- DATA FOR THIS TASK
= = = =
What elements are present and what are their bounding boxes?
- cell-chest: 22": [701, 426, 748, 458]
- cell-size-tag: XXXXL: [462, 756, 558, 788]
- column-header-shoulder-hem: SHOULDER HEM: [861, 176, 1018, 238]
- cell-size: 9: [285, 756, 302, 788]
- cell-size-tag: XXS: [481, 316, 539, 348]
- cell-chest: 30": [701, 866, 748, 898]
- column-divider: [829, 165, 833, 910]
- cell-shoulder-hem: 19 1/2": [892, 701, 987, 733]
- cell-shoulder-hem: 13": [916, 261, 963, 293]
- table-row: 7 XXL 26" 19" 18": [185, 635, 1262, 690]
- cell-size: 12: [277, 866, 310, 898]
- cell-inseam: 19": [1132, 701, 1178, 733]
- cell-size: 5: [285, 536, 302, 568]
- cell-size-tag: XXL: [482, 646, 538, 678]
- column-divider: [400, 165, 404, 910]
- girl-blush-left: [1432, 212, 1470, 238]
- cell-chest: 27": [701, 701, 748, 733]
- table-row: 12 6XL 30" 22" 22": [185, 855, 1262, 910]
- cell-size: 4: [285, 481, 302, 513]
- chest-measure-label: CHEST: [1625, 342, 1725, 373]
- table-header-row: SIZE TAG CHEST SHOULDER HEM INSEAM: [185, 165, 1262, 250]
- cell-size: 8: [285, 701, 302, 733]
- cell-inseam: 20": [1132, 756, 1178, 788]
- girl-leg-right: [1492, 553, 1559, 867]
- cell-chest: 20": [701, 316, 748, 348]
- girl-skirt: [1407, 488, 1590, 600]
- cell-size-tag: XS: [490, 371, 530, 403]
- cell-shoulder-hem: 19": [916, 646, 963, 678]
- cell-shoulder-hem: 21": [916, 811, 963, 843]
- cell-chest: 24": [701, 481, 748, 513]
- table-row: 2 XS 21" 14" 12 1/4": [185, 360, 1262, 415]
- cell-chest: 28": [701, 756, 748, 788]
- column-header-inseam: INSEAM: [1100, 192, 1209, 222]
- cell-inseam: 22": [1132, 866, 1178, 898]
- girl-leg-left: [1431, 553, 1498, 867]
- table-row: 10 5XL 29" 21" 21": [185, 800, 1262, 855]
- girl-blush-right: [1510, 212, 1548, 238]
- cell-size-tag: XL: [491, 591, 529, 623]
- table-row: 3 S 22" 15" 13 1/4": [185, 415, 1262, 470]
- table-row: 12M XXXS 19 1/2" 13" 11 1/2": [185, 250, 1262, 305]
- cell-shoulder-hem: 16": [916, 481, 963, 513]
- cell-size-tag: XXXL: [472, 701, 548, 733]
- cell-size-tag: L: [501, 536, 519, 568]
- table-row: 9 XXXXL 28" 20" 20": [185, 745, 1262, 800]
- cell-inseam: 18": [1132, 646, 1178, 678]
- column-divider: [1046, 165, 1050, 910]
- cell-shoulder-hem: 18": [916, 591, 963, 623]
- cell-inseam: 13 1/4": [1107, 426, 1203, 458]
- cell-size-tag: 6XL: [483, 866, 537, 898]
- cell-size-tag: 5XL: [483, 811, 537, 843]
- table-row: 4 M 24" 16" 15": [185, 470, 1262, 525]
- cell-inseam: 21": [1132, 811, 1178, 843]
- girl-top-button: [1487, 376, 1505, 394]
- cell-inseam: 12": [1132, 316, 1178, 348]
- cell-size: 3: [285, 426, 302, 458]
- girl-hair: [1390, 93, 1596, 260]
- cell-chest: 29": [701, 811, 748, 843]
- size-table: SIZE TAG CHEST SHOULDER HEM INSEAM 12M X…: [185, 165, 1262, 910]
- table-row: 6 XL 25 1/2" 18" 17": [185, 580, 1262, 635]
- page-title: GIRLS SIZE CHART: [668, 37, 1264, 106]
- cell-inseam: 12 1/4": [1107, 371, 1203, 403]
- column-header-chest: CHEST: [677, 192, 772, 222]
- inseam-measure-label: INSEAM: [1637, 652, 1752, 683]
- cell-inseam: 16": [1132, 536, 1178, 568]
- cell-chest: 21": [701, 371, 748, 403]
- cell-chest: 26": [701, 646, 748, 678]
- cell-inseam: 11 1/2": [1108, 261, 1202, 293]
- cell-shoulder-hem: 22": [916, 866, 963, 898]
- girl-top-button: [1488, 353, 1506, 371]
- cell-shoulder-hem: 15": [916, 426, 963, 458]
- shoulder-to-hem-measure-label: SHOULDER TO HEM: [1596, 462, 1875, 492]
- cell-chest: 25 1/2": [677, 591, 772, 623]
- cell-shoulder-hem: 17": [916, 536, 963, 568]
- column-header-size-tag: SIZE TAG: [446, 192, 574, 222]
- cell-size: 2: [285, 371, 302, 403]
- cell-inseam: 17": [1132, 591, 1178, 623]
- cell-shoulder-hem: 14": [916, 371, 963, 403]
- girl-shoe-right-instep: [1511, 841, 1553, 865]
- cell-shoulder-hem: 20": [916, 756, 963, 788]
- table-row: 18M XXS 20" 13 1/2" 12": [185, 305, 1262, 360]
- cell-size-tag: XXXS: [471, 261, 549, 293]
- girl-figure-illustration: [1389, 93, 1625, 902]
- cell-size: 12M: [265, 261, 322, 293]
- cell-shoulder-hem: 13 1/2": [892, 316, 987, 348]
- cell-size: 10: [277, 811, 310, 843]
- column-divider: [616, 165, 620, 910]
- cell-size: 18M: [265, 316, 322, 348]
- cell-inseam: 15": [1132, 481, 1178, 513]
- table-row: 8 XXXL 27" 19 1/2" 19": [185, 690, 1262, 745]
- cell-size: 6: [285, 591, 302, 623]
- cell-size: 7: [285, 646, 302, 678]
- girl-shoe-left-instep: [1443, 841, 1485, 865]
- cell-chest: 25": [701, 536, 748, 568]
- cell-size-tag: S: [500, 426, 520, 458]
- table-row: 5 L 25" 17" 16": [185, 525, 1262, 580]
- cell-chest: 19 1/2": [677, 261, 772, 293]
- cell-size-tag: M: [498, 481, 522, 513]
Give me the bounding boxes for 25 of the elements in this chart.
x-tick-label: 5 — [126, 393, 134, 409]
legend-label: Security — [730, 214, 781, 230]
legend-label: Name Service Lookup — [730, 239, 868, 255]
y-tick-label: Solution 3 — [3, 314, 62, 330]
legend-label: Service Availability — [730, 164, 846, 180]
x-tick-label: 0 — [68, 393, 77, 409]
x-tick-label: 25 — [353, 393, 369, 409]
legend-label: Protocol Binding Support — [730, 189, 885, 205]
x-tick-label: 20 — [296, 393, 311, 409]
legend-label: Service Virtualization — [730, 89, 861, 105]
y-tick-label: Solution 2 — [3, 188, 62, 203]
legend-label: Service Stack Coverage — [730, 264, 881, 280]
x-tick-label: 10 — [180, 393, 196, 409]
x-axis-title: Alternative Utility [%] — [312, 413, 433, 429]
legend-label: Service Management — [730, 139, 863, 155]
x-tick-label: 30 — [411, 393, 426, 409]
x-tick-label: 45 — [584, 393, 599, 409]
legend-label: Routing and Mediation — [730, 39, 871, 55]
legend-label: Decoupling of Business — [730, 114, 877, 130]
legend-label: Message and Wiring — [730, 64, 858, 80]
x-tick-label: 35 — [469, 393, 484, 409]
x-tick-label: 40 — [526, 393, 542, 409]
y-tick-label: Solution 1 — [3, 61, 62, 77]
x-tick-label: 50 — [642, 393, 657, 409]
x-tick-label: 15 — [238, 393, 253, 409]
= = = =
- EXERCISE DIRECTIONS
Substitute "Option" for every occurrence of "Solution" throughout the data above, and reproduce all of it with nothing else altered.

- THE RESULT
What elements are present and what are their bounding boxes?
- cell-chest: 22": [701, 426, 748, 458]
- cell-size-tag: XXXXL: [462, 756, 558, 788]
- column-header-shoulder-hem: SHOULDER HEM: [861, 176, 1018, 238]
- cell-size: 9: [285, 756, 302, 788]
- cell-size-tag: XXS: [481, 316, 539, 348]
- cell-chest: 30": [701, 866, 748, 898]
- column-divider: [829, 165, 833, 910]
- cell-shoulder-hem: 19 1/2": [892, 701, 987, 733]
- cell-shoulder-hem: 13": [916, 261, 963, 293]
- table-row: 7 XXL 26" 19" 18": [185, 635, 1262, 690]
- cell-size: 12: [277, 866, 310, 898]
- cell-inseam: 19": [1132, 701, 1178, 733]
- cell-size: 5: [285, 536, 302, 568]
- cell-size-tag: XXL: [482, 646, 538, 678]
- column-divider: [400, 165, 404, 910]
- girl-blush-left: [1432, 212, 1470, 238]
- cell-chest: 27": [701, 701, 748, 733]
- table-row: 12 6XL 30" 22" 22": [185, 855, 1262, 910]
- cell-size: 4: [285, 481, 302, 513]
- chest-measure-label: CHEST: [1625, 342, 1725, 373]
- table-header-row: SIZE TAG CHEST SHOULDER HEM INSEAM: [185, 165, 1262, 250]
- cell-size: 8: [285, 701, 302, 733]
- cell-inseam: 20": [1132, 756, 1178, 788]
- girl-leg-right: [1492, 553, 1559, 867]
- cell-chest: 20": [701, 316, 748, 348]
- girl-skirt: [1407, 488, 1590, 600]
- cell-size-tag: XS: [490, 371, 530, 403]
- cell-shoulder-hem: 19": [916, 646, 963, 678]
- cell-shoulder-hem: 21": [916, 811, 963, 843]
- cell-chest: 24": [701, 481, 748, 513]
- table-row: 2 XS 21" 14" 12 1/4": [185, 360, 1262, 415]
- cell-chest: 28": [701, 756, 748, 788]
- column-header-inseam: INSEAM: [1100, 192, 1209, 222]
- cell-inseam: 22": [1132, 866, 1178, 898]
- girl-leg-left: [1431, 553, 1498, 867]
- table-row: 10 5XL 29" 21" 21": [185, 800, 1262, 855]
- girl-blush-right: [1510, 212, 1548, 238]
- cell-size-tag: XL: [491, 591, 529, 623]
- table-row: 3 S 22" 15" 13 1/4": [185, 415, 1262, 470]
- table-row: 12M XXXS 19 1/2" 13" 11 1/2": [185, 250, 1262, 305]
- cell-shoulder-hem: 16": [916, 481, 963, 513]
- cell-size-tag: XXXL: [472, 701, 548, 733]
- cell-size-tag: L: [501, 536, 519, 568]
- table-row: 9 XXXXL 28" 20" 20": [185, 745, 1262, 800]
- cell-inseam: 18": [1132, 646, 1178, 678]
- column-divider: [1046, 165, 1050, 910]
- cell-shoulder-hem: 18": [916, 591, 963, 623]
- cell-inseam: 13 1/4": [1107, 426, 1203, 458]
- cell-size-tag: 6XL: [483, 866, 537, 898]
- cell-size-tag: 5XL: [483, 811, 537, 843]
- table-row: 4 M 24" 16" 15": [185, 470, 1262, 525]
- cell-inseam: 21": [1132, 811, 1178, 843]
- girl-top-button: [1487, 376, 1505, 394]
- cell-inseam: 12": [1132, 316, 1178, 348]
- cell-size: 3: [285, 426, 302, 458]
- girl-hair: [1390, 93, 1596, 260]
- cell-chest: 29": [701, 811, 748, 843]
- size-table: SIZE TAG CHEST SHOULDER HEM INSEAM 12M X…: [185, 165, 1262, 910]
- table-row: 6 XL 25 1/2" 18" 17": [185, 580, 1262, 635]
- page-title: GIRLS SIZE CHART: [668, 37, 1264, 106]
- cell-inseam: 12 1/4": [1107, 371, 1203, 403]
- column-header-chest: CHEST: [677, 192, 772, 222]
- inseam-measure-label: INSEAM: [1637, 652, 1752, 683]
- cell-inseam: 16": [1132, 536, 1178, 568]
- cell-chest: 21": [701, 371, 748, 403]
- cell-chest: 26": [701, 646, 748, 678]
- cell-inseam: 11 1/2": [1108, 261, 1202, 293]
- cell-shoulder-hem: 22": [916, 866, 963, 898]
- girl-top-button: [1488, 353, 1506, 371]
- cell-shoulder-hem: 15": [916, 426, 963, 458]
- shoulder-to-hem-measure-label: SHOULDER TO HEM: [1596, 462, 1875, 492]
- cell-chest: 25 1/2": [677, 591, 772, 623]
- cell-shoulder-hem: 17": [916, 536, 963, 568]
- column-header-size-tag: SIZE TAG: [446, 192, 574, 222]
- cell-size: 2: [285, 371, 302, 403]
- cell-inseam: 17": [1132, 591, 1178, 623]
- cell-shoulder-hem: 14": [916, 371, 963, 403]
- girl-shoe-right-instep: [1511, 841, 1553, 865]
- cell-shoulder-hem: 20": [916, 756, 963, 788]
- table-row: 18M XXS 20" 13 1/2" 12": [185, 305, 1262, 360]
- cell-size-tag: XXXS: [471, 261, 549, 293]
- girl-figure-illustration: [1389, 93, 1625, 902]
- cell-size: 12M: [265, 261, 322, 293]
- cell-shoulder-hem: 13 1/2": [892, 316, 987, 348]
- cell-size: 10: [277, 811, 310, 843]
- column-divider: [616, 165, 620, 910]
- cell-size: 18M: [265, 316, 322, 348]
- cell-inseam: 15": [1132, 481, 1178, 513]
- table-row: 8 XXXL 27" 19 1/2" 19": [185, 690, 1262, 745]
- cell-size: 6: [285, 591, 302, 623]
- cell-size: 7: [285, 646, 302, 678]
- girl-shoe-left-instep: [1443, 841, 1485, 865]
- cell-chest: 25": [701, 536, 748, 568]
- cell-size-tag: S: [500, 426, 520, 458]
- table-row: 5 L 25" 17" 16": [185, 525, 1262, 580]
- cell-chest: 19 1/2": [677, 261, 772, 293]
- cell-size-tag: M: [498, 481, 522, 513]
Give me the bounding boxes for 25 of the elements in this chart.
x-tick-label: 5 — [126, 393, 134, 409]
legend-label: Security — [730, 214, 781, 230]
legend-label: Name Service Lookup — [730, 239, 868, 255]
y-tick-label: Option 3 — [3, 314, 62, 330]
legend-label: Service Availability — [730, 164, 846, 180]
x-tick-label: 0 — [68, 393, 77, 409]
x-tick-label: 25 — [353, 393, 369, 409]
legend-label: Protocol Binding Support — [730, 189, 885, 205]
x-tick-label: 20 — [296, 393, 311, 409]
legend-label: Service Virtualization — [730, 89, 861, 105]
y-tick-label: Option 2 — [3, 188, 62, 203]
legend-label: Service Stack Coverage — [730, 264, 881, 280]
x-tick-label: 10 — [180, 393, 196, 409]
x-axis-title: Alternative Utility [%] — [312, 413, 433, 429]
legend-label: Service Management — [730, 139, 863, 155]
x-tick-label: 30 — [411, 393, 426, 409]
x-tick-label: 45 — [584, 393, 599, 409]
legend-label: Routing and Mediation — [730, 39, 871, 55]
legend-label: Decoupling of Business — [730, 114, 877, 130]
legend-label: Message and Wiring — [730, 64, 858, 80]
x-tick-label: 35 — [469, 393, 484, 409]
x-tick-label: 40 — [526, 393, 542, 409]
y-tick-label: Option 1 — [3, 61, 62, 77]
x-tick-label: 50 — [642, 393, 657, 409]
x-tick-label: 15 — [238, 393, 253, 409]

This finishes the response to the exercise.